THE REQUEST -
Could you copy out, word for word, every line of the listing below from its first line through the line containing "- x-tick-label: 2015: [516, 266, 546, 296]", with both ends included?

EXCERPTED RECORDS -
★ ★ ★ ★ ★
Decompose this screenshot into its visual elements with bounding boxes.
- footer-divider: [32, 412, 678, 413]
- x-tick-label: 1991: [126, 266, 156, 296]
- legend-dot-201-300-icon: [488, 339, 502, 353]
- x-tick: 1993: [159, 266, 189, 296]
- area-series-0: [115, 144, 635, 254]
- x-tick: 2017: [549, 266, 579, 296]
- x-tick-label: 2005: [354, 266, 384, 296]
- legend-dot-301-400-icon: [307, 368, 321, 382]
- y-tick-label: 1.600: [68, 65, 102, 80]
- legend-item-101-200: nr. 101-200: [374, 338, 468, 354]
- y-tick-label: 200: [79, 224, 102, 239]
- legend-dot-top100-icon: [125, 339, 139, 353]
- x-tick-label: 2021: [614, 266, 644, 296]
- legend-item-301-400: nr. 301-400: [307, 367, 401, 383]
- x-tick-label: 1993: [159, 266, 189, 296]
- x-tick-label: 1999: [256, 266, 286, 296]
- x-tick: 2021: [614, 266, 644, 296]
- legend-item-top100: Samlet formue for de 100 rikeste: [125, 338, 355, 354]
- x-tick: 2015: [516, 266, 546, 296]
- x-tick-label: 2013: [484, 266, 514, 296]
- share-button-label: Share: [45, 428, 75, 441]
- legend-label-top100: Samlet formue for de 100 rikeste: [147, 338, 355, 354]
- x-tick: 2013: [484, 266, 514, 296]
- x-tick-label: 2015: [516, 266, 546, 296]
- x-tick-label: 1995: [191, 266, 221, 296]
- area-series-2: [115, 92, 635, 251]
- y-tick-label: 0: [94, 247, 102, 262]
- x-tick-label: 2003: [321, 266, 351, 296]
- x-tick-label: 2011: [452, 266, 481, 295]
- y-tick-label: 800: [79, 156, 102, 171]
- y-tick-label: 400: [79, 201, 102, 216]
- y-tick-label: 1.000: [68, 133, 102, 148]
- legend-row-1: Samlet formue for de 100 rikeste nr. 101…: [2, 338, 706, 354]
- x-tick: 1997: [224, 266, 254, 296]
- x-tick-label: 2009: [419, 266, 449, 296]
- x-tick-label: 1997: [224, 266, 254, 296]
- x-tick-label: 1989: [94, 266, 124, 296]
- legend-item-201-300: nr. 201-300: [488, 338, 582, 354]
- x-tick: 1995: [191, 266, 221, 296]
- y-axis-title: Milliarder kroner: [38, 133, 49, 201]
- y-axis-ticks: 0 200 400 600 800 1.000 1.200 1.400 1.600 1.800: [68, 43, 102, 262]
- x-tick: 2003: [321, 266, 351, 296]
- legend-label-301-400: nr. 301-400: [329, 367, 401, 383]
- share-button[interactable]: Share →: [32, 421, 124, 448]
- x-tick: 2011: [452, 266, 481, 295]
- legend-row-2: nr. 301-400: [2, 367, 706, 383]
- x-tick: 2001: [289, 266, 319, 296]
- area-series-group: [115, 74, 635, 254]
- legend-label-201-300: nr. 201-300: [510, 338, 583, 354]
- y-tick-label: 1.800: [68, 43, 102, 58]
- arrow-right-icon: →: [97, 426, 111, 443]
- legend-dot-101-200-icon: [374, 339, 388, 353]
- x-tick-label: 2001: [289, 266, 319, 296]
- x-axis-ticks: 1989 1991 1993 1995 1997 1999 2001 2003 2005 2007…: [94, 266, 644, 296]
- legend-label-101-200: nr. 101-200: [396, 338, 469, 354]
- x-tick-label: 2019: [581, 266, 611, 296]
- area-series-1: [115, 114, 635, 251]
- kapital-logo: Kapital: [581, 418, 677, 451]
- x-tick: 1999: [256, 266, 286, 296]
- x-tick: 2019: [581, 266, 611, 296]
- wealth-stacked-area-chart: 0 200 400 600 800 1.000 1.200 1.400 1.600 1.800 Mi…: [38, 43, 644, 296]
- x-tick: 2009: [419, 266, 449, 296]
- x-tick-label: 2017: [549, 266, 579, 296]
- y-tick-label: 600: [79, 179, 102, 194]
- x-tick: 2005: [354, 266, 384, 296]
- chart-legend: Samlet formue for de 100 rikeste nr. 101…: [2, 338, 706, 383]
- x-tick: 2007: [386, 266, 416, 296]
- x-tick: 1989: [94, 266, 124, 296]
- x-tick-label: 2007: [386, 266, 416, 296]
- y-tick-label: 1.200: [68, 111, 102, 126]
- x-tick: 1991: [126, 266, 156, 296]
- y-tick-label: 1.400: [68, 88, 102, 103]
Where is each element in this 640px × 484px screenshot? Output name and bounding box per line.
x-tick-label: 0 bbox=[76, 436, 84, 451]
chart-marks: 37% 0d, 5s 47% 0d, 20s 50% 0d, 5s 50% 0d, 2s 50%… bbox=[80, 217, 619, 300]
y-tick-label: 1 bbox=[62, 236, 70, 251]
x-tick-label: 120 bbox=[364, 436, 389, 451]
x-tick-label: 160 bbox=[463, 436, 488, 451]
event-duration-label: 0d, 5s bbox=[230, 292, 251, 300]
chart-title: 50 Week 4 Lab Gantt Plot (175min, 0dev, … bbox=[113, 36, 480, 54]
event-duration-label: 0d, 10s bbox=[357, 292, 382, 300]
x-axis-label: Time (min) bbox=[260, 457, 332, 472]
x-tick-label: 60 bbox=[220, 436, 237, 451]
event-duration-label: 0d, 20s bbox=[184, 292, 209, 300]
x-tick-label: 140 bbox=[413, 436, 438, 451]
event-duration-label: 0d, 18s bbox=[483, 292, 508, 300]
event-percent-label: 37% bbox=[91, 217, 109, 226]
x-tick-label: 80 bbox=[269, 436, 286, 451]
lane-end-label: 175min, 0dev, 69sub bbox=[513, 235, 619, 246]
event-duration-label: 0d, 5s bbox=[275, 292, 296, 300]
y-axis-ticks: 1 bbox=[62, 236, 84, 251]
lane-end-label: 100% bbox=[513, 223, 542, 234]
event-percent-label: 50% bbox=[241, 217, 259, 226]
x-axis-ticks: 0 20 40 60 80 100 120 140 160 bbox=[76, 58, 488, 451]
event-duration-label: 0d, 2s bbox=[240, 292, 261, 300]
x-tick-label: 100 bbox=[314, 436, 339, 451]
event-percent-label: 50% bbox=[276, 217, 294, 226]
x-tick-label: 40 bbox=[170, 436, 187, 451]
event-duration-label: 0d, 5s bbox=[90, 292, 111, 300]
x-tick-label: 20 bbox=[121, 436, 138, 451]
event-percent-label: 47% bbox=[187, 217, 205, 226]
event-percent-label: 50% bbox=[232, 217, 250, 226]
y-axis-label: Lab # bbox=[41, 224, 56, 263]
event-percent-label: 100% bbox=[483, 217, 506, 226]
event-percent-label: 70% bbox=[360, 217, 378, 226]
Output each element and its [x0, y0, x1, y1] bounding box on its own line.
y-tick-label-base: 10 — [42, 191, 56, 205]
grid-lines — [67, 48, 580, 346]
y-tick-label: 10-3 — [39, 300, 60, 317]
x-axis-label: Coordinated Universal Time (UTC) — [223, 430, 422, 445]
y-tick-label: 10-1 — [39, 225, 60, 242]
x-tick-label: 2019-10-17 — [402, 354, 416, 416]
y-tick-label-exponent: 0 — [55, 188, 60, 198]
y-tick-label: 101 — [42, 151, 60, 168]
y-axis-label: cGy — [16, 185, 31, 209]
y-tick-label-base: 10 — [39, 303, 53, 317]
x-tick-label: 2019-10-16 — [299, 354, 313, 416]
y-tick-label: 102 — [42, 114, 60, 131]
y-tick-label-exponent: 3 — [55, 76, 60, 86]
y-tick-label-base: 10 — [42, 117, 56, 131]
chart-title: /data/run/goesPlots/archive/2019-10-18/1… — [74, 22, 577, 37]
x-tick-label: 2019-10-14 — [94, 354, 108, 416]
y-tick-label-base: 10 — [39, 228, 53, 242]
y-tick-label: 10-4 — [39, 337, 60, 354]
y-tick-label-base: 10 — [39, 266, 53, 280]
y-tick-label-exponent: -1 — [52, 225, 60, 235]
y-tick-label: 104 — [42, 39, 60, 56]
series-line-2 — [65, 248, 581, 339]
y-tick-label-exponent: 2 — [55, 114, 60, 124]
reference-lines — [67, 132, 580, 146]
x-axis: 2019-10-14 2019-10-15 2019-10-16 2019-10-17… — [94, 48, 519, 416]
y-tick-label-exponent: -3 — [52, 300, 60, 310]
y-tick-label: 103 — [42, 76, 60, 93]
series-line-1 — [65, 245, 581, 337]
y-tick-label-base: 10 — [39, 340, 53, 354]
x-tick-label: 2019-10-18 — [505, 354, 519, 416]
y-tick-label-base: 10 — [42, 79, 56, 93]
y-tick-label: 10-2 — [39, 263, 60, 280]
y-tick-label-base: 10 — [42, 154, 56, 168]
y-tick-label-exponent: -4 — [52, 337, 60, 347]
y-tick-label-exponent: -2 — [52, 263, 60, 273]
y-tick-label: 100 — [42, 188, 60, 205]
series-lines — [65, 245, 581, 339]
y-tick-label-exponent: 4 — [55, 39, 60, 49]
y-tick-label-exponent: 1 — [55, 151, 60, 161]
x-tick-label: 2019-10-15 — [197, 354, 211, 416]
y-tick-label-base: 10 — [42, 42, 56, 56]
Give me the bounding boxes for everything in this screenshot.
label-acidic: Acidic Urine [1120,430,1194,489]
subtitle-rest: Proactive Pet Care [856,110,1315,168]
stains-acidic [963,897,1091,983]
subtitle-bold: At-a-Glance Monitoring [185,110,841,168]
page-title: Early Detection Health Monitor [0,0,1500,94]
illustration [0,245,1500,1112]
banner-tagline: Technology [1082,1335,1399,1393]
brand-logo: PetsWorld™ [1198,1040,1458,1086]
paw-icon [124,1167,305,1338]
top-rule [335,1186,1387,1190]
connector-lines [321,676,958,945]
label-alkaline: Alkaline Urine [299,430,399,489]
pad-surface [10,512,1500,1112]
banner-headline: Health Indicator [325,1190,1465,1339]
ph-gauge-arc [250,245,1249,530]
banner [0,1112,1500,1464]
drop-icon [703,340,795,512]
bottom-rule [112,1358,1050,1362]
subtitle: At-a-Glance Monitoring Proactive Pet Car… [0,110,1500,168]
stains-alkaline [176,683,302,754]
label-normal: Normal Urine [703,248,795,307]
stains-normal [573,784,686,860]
★ ★ ★ ★ ★
RESULT OF THIS EXERCISE -
Decompose this screenshot into its visual elements with bounding boxes.
- footer-divider: [32, 412, 678, 413]
- x-tick-label: 1991: [126, 266, 156, 296]
- legend-dot-201-300-icon: [488, 339, 502, 353]
- x-tick: 1993: [159, 266, 189, 296]
- area-series-0: [115, 144, 635, 254]
- x-tick: 2017: [549, 266, 579, 296]
- x-tick-label: 2005: [354, 266, 384, 296]
- legend-dot-301-400-icon: [307, 368, 321, 382]
- y-tick-label: 1.600: [68, 65, 102, 80]
- legend-item-101-200: nr. 101-200: [374, 338, 468, 354]
- y-tick-label: 200: [79, 224, 102, 239]
- legend-dot-top100-icon: [125, 339, 139, 353]
- x-tick-label: 2021: [614, 266, 644, 296]
- legend-item-301-400: nr. 301-400: [307, 367, 401, 383]
- x-tick-label: 1993: [159, 266, 189, 296]
- x-tick-label: 1999: [256, 266, 286, 296]
- x-tick: 2021: [614, 266, 644, 296]
- legend-item-top100: Samlet formue for de 100 rikeste: [125, 338, 355, 354]
- x-tick: 2015: [516, 266, 546, 296]
- x-tick-label: 2013: [484, 266, 514, 296]
- share-button-label: Share: [45, 428, 75, 441]
- legend-label-top100: Samlet formue for de 100 rikeste: [147, 338, 355, 354]
- x-tick: 2013: [484, 266, 514, 296]
- x-tick-label: 2015: [516, 266, 546, 296]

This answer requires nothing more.